» **WORK REQUIRED**:
Reproduce each line exactly. Skip none.

» **EXTRACTED DATA**:
>>

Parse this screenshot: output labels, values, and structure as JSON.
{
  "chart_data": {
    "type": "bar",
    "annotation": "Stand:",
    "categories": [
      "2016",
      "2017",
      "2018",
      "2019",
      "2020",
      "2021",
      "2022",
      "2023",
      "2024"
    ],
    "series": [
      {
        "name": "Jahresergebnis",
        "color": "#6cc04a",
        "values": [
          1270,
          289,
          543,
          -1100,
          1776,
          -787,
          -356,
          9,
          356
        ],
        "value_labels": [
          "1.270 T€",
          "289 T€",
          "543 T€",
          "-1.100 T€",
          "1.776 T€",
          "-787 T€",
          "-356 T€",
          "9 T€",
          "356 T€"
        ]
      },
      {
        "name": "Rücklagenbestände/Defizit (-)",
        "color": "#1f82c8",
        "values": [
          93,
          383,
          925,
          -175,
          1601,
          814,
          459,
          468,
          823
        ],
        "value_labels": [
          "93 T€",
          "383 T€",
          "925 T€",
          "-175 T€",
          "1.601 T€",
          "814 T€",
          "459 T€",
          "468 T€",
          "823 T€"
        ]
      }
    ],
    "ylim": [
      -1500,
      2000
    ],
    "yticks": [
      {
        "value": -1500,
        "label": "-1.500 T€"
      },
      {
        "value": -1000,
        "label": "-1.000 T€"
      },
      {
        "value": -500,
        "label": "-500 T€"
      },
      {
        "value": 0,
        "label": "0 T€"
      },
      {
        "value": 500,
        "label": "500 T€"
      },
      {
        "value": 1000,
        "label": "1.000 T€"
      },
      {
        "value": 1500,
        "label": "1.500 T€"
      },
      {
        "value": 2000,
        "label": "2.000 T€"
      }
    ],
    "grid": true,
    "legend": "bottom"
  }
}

<<

» **CORRECT RESPONSE**:
Parse this screenshot: output labels, values, and structure as JSON.
{
  "chart_data": {
    "type": "bar",
    "annotation": "Stand:",
    "categories": [
      "2016",
      "2017",
      "2018",
      "2019",
      "2020",
      "2021",
      "2022",
      "2023",
      "2024"
    ],
    "series": [
      {
        "name": "Jahresergebnis",
        "color": "#6cc04a",
        "values": [
          1270,
          289,
          543,
          -1100,
          1776,
          -787,
          -356,
          9,
          356
        ],
        "value_labels": [
          "1.270 T€",
          "289 T€",
          "543 T€",
          "-1.100 T€",
          "1.776 T€",
          "-787 T€",
          "-356 T€",
          "9 T€",
          "356 T€"
        ]
      },
      {
        "name": "Rücklagenbestände/Defizit (-)",
        "color": "#1f82c8",
        "values": [
          93,
          383,
          925,
          -175,
          1601,
          814,
          459,
          468,
          823
        ],
        "value_labels": [
          "93 T€",
          "383 T€",
          "925 T€",
          "-175 T€",
          "1.601 T€",
          "814 T€",
          "459 T€",
          "468 T€",
          "823 T€"
        ]
      }
    ],
    "ylim": [
      -1500,
      2000
    ],
    "yticks": [
      {
        "value": -1500,
        "label": "-1.500 T€"
      },
      {
        "value": -1000,
        "label": "-1.000 T€"
      },
      {
        "value": -500,
        "label": "-500 T€"
      },
      {
        "value": 0,
        "label": "0 T€"
      },
      {
        "value": 500,
        "label": "500 T€"
      },
      {
        "value": 1000,
        "label": "1.000 T€"
      },
      {
        "value": 1500,
        "label": "1.500 T€"
      },
      {
        "value": 2000,
        "label": "2.000 T€"
      }
    ],
    "grid": true,
    "legend": "bottom"
  }
}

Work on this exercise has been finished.